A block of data
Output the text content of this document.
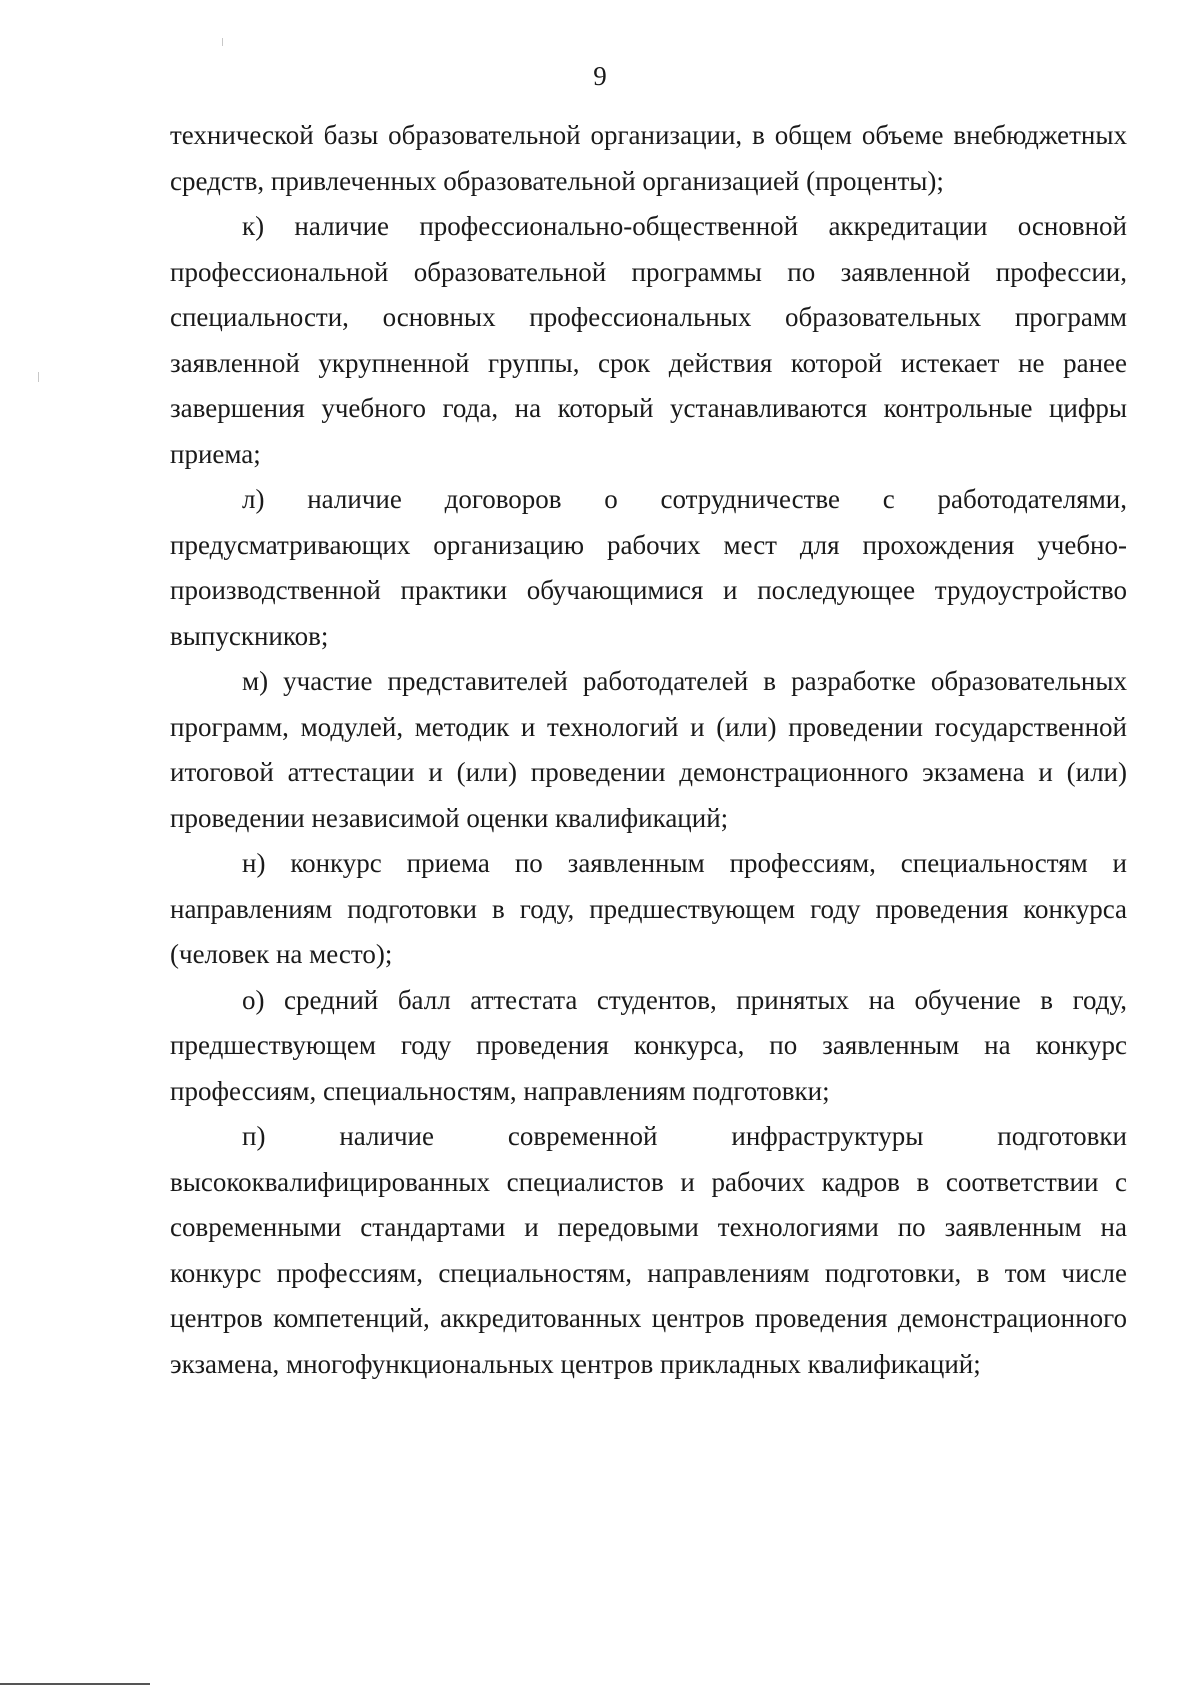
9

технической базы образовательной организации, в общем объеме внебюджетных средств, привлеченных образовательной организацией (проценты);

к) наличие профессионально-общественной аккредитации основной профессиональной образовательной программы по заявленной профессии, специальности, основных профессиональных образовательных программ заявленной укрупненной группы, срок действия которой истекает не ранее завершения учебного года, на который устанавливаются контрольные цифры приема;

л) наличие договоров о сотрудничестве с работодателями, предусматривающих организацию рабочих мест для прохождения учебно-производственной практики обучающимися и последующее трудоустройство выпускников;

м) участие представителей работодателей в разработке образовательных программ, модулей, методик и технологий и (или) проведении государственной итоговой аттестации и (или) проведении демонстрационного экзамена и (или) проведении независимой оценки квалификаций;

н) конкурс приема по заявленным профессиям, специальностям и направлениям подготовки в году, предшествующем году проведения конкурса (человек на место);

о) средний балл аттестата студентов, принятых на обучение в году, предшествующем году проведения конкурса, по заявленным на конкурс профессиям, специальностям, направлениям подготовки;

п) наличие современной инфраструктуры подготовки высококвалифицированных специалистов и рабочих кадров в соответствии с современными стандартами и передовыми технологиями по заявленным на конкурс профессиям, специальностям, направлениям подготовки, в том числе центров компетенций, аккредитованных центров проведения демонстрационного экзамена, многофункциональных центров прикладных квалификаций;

* Task requirements: Repeat the material verbatim. Do not carry over any picture.

* Reply to the task:
Output the text content of this document.
9

технической базы образовательной организации, в общем объеме внебюджетных средств, привлеченных образовательной организацией (проценты);

к) наличие профессионально-общественной аккредитации основной профессиональной образовательной программы по заявленной профессии, специальности, основных профессиональных образовательных программ заявленной укрупненной группы, срок действия которой истекает не ранее завершения учебного года, на который устанавливаются контрольные цифры приема;

л) наличие договоров о сотрудничестве с работодателями, предусматривающих организацию рабочих мест для прохождения учебно-производственной практики обучающимися и последующее трудоустройство выпускников;

м) участие представителей работодателей в разработке образовательных программ, модулей, методик и технологий и (или) проведении государственной итоговой аттестации и (или) проведении демонстрационного экзамена и (или) проведении независимой оценки квалификаций;

н) конкурс приема по заявленным профессиям, специальностям и направлениям подготовки в году, предшествующем году проведения конкурса (человек на место);

о) средний балл аттестата студентов, принятых на обучение в году, предшествующем году проведения конкурса, по заявленным на конкурс профессиям, специальностям, направлениям подготовки;

п) наличие современной инфраструктуры подготовки высококвалифицированных специалистов и рабочих кадров в соответствии с современными стандартами и передовыми технологиями по заявленным на конкурс профессиям, специальностям, направлениям подготовки, в том числе центров компетенций, аккредитованных центров проведения демонстрационного экзамена, многофункциональных центров прикладных квалификаций;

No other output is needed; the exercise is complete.